# Exercise directions:
Report each line of the data that includes the word "Stages".

────────────────────

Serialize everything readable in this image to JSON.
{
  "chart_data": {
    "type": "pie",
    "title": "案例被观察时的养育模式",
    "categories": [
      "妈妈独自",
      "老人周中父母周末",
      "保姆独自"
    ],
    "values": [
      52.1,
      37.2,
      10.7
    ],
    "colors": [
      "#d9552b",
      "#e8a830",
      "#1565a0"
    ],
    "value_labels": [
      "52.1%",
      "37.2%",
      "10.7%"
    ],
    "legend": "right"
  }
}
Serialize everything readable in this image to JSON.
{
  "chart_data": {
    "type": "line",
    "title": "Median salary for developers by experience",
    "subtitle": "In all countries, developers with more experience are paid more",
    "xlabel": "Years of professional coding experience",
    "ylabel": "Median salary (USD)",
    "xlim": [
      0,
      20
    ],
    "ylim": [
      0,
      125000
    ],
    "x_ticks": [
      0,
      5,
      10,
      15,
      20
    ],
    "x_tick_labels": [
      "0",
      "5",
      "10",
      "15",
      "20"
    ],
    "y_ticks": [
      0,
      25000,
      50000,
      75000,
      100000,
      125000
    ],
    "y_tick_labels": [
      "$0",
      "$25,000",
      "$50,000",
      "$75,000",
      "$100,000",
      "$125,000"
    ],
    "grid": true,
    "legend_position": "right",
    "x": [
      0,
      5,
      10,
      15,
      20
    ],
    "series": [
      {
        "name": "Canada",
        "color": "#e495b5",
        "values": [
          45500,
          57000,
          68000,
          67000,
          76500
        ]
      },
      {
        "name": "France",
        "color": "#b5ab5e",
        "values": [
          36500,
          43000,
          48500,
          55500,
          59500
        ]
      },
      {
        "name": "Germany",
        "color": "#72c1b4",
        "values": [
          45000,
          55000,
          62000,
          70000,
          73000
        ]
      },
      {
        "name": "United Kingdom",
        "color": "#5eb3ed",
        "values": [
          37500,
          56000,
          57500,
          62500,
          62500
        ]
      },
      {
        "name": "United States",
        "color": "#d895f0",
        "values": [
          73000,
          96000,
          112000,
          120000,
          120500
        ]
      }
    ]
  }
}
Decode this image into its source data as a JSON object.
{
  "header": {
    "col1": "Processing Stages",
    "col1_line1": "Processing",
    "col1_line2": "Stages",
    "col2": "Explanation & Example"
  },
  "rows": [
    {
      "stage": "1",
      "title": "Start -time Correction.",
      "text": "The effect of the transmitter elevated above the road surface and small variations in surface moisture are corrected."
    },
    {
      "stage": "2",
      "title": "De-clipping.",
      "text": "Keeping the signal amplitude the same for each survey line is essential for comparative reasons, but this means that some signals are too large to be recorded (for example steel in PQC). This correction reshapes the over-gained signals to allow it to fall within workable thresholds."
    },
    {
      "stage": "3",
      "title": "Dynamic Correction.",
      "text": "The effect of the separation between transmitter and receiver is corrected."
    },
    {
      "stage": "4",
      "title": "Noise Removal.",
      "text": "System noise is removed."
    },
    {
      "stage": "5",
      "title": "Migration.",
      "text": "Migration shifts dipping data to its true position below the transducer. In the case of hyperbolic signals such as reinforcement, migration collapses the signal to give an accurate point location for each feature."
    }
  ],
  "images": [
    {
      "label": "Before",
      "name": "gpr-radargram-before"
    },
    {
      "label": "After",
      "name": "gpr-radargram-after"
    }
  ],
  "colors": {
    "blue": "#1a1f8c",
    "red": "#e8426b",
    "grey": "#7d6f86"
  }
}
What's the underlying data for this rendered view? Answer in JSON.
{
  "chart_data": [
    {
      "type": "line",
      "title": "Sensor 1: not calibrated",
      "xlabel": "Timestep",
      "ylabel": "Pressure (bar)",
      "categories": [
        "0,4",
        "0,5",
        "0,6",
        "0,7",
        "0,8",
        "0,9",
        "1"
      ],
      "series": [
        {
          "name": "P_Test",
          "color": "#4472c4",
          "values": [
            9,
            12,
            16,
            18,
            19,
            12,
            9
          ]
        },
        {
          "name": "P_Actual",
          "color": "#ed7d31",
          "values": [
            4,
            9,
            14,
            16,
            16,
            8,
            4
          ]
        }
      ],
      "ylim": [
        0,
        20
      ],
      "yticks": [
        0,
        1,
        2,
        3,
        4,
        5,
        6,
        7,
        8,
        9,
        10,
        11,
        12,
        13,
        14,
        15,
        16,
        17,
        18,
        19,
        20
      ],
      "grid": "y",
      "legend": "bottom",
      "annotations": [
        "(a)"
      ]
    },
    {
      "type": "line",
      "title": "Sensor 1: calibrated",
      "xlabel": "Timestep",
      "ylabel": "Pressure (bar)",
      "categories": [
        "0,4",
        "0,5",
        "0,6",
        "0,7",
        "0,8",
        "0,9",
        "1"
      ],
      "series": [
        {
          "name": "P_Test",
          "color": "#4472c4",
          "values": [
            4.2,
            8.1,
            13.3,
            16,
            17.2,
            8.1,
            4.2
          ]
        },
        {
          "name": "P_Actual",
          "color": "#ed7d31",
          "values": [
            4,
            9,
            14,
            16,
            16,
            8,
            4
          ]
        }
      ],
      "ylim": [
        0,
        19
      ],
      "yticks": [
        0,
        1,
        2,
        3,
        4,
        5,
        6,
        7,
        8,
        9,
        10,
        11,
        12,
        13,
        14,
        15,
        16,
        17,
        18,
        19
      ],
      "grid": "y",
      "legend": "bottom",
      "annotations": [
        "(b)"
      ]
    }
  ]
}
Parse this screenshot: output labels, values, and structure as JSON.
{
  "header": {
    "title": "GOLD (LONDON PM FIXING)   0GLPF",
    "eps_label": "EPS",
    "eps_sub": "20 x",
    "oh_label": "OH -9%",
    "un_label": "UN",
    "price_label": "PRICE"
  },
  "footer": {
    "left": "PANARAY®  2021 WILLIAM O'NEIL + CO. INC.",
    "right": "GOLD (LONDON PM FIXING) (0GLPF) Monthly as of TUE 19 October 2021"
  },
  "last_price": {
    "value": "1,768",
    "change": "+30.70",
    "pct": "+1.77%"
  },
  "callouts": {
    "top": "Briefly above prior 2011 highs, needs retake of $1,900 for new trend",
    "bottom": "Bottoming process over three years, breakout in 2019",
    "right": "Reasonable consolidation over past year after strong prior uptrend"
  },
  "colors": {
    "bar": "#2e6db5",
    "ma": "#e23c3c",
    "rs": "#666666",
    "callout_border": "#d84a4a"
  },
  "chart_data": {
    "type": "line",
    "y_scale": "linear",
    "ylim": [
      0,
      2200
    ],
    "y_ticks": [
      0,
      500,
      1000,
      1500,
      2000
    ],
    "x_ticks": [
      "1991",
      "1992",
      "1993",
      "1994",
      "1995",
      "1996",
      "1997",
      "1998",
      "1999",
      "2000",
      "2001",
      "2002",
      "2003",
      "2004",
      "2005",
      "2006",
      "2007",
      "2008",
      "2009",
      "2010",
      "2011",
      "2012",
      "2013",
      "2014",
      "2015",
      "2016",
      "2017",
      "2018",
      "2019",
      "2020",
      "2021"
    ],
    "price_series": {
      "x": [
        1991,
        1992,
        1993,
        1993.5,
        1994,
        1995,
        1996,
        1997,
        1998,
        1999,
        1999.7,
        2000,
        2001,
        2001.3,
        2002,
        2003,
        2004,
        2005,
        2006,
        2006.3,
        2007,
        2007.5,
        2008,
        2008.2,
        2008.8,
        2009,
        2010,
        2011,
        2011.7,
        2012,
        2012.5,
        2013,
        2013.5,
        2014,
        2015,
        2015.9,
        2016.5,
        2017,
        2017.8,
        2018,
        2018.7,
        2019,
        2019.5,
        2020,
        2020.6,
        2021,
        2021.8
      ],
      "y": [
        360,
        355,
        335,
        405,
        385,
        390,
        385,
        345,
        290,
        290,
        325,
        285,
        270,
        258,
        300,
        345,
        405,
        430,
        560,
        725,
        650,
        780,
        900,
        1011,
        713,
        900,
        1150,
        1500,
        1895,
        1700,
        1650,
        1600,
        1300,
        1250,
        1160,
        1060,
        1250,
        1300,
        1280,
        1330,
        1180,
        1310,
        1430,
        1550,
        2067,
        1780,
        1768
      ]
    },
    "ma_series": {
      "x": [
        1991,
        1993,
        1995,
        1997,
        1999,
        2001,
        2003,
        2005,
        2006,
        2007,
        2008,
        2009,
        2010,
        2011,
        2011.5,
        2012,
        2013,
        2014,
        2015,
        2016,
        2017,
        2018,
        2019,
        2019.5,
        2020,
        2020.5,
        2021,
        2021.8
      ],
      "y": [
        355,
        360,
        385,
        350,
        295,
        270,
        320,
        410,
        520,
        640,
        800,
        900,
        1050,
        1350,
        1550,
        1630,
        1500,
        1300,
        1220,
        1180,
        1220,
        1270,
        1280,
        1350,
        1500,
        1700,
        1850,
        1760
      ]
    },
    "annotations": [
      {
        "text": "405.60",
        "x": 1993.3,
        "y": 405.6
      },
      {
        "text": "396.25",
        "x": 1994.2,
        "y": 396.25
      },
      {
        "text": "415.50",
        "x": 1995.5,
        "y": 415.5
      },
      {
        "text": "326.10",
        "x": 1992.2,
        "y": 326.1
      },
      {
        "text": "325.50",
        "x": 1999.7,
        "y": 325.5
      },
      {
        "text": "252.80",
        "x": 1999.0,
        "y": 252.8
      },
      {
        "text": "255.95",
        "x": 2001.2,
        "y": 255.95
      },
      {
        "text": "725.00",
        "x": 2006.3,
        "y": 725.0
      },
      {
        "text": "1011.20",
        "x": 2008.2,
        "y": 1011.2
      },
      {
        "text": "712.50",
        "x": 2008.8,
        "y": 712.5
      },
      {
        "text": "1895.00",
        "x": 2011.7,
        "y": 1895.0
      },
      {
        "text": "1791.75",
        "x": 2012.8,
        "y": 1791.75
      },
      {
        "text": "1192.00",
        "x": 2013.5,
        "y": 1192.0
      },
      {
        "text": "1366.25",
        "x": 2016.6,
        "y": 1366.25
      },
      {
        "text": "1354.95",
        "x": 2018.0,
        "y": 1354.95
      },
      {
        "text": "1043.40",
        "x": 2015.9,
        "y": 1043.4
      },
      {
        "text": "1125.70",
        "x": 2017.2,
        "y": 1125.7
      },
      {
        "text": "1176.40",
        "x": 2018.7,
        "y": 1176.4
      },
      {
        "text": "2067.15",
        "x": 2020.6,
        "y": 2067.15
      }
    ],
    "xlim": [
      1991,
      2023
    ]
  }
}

────────────────────

# Problem solution:
    "col1": "Processing Stages",
    "col1_line2": "Stages",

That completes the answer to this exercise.